> [Extract]

· · ·

As in Pinneke, Missouri’s Medicaid rule constitutes an irrebuttable presumption that AZT can never be medically necessary treatment for AIDS patients who have neither a history of PCP nor a CD4 count below 200. The record here establishes that such a presumption is unreasonable in light of the widespread recognition by the *200medical community and scientific literature that AZT is the only known antiviral treatment for individuals with AIDS.
The Medicaid statute and regulatory scheme create a presumption in favor of the medical judgment of the attending physician in determining the medical necessity of treatment. In denying coverage of AZT to the plaintiff class, the defendants have done nothing to overcome that presumption except to rely on the FDA approval process in a manner expressly rejected by the FDA. In the face of widespread recognition by the medical community and the scientific and medical literature that AZT is the only available treatment for most persons with AIDS, we find that Missouri Medicaid’s approach to its coverage of the drug AZT is unreasonable and inconsistent with the objectives of the Medicaid Act. As in Pin-neke, this approach “reflects inadequate solicitude for the applicant’s diagnosed condition, the treatment prescribed by the applicant’s physicians, and the accumulated knowledge of the medical community.” Pinneke v. Preisser, supra, 623 F.2d at 549.
In sum, we hold that pursuant to the objectives of the Act, Missouri Medicaid may not deny coverage of AZT to AIDS patients who are eligible for Medicaid and whose physicians have certified that AZT is medically necessary treatment.
The district court’s order enjoining defendants from denying the coverage of AZT is overly broad in that it did not require certification by the patient’s doctor of the medical necessity of the treatment. Accordingly, the district court is instructed to modify its order consistent with this opinion.
As modified, the judgment of the district court is affirmed.
. Plaintiffs premised jurisdiction in the district court on 28 U.S.C. § 1331 (original jurisdiction of all civil matters arising under the Constitution, laws, or treaties of the United States) and 28 U.S.C. § 1343(a)(3) and (4) (original jurisdiction of all civil actions to redress the deprivation, under color of State law, of any right, privilege or immunity secured by the Constitution of the United States or by any Act of Congress providing for equal rights or civil rights of *196all persons within the jurisdiction of the United States).
Jurisdiction of this court is invoked pursuant to 28 U.S.C. § 1291.

· · ·

(Stored data entries)
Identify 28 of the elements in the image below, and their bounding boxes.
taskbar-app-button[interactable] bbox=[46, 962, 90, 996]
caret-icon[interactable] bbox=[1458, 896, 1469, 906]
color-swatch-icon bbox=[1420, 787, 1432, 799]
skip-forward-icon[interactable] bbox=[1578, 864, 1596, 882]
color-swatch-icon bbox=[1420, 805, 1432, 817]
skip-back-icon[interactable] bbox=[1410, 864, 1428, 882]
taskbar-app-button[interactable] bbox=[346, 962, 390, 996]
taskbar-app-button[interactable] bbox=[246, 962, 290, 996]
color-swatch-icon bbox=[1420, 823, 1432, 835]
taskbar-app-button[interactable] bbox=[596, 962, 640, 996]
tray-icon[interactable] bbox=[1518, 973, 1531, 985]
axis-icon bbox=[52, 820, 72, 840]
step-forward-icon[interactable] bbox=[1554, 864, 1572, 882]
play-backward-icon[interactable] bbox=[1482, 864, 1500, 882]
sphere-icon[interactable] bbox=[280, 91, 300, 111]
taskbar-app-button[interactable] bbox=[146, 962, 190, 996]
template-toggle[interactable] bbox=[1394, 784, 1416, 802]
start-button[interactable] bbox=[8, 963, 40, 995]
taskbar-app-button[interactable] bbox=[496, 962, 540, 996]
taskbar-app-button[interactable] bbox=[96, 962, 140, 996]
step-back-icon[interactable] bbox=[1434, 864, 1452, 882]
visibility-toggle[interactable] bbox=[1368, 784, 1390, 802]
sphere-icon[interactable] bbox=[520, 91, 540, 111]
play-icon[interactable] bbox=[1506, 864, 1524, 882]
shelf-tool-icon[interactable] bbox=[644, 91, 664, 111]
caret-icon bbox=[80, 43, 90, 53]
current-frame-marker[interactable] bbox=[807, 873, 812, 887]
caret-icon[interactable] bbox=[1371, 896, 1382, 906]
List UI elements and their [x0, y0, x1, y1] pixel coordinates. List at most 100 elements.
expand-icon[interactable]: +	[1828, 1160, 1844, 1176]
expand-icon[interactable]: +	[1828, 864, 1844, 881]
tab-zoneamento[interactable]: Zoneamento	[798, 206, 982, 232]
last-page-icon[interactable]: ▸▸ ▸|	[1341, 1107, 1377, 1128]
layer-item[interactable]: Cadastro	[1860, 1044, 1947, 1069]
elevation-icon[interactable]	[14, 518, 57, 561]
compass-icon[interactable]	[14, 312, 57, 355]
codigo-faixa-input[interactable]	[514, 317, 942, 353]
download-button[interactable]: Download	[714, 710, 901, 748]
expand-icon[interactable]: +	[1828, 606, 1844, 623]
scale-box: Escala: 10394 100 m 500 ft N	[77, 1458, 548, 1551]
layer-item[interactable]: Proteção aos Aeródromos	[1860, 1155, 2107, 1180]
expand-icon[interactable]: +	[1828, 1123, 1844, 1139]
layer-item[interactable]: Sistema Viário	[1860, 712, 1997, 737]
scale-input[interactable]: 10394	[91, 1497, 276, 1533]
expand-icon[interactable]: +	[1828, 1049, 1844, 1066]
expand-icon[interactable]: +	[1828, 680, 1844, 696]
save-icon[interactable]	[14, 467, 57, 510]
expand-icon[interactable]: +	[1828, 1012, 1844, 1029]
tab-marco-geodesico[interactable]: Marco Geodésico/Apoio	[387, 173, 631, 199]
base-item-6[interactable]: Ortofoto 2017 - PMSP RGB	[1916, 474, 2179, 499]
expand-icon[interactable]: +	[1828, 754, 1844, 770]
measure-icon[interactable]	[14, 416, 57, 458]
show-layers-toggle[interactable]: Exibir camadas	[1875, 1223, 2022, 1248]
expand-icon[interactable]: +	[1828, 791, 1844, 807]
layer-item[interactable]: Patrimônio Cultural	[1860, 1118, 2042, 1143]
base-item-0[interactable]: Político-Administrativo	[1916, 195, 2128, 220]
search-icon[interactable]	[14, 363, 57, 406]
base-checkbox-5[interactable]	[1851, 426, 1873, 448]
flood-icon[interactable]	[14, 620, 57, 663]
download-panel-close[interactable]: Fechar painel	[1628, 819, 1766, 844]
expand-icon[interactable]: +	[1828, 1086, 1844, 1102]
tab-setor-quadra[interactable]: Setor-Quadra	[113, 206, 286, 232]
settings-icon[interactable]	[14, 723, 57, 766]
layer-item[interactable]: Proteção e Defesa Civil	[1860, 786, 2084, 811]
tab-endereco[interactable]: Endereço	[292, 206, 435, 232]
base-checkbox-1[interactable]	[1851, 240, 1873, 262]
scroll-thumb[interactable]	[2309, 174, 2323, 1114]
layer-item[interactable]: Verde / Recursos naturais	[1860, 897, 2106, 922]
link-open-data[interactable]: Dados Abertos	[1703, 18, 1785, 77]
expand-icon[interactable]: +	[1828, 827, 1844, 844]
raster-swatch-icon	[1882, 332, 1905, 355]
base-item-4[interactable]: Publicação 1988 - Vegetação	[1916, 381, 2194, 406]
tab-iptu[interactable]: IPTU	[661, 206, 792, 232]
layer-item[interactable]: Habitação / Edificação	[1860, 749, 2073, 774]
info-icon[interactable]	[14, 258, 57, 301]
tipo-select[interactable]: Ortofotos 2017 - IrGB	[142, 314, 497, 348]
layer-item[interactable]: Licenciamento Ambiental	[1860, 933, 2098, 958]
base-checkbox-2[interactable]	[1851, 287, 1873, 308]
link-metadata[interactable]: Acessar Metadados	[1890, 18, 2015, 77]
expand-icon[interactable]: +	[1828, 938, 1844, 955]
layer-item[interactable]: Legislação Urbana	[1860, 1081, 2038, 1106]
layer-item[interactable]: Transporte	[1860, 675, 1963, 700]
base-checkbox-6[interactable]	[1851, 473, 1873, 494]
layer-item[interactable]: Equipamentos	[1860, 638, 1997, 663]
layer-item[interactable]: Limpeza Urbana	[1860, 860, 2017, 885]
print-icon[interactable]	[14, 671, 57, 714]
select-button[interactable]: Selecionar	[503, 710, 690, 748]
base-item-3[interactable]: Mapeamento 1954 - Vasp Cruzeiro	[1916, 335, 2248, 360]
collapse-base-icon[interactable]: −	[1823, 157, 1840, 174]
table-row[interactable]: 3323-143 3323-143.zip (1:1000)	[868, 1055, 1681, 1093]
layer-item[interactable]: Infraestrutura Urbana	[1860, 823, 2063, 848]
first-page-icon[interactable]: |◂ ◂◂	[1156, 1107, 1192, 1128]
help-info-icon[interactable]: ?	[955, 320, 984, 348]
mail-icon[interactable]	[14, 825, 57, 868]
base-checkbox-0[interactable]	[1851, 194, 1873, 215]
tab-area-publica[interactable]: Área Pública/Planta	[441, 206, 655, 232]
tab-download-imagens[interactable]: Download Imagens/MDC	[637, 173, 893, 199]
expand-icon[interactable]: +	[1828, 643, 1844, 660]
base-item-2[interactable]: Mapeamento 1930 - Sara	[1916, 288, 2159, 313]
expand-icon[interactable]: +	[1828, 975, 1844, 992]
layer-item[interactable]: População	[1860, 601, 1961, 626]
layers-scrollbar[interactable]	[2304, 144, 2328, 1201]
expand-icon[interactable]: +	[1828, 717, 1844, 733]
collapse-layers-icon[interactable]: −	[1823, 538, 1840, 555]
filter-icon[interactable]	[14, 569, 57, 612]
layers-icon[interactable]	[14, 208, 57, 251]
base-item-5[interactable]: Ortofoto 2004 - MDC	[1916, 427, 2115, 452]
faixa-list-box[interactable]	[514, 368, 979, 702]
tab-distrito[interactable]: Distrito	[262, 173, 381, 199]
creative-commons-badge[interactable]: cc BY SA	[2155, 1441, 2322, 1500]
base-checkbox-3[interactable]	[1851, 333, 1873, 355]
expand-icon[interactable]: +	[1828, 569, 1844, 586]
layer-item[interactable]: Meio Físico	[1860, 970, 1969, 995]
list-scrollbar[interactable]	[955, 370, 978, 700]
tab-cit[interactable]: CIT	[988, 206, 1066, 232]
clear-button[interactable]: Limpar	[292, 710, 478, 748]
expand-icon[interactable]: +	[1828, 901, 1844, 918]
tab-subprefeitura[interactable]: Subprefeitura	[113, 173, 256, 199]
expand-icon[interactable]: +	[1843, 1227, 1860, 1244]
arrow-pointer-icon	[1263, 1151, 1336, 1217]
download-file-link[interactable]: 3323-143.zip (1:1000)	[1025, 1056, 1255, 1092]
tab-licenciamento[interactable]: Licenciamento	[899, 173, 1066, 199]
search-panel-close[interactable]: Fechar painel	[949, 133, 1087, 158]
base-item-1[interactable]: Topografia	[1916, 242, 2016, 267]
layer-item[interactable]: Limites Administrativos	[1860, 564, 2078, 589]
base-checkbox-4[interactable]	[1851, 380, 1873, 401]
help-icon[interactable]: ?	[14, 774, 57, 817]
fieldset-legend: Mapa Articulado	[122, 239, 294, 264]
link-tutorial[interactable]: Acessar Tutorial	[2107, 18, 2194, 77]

· · ·

> [Activity] For each statement below, say whether it agrees with the court opinion excerpt on Medicaid coverage of AZT, answering yes or no and quoting the words of the excerpt that decide it. (a) The district court's judgment was affirmed with no changes. (b) The court held that Missouri Medicaid may not deny AZT coverage to eligible AIDS patients whose physicians have certified the drug as medically necessary. (c) Jurisdiction of this court is invoked under 28 U.S.C. § 1331.

> [Exercise answer]
(a) No: "As modified, the judgment of the district court is affirmed."
(b) Yes: "Missouri Medicaid may not deny coverage of AZT to AIDS patients who are eligible for Medicaid and whose physicians have certified that AZT is medically necessary treatment."
(c) No: "Jurisdiction of this court is invoked pursuant to 28 U.S.C. § 1291."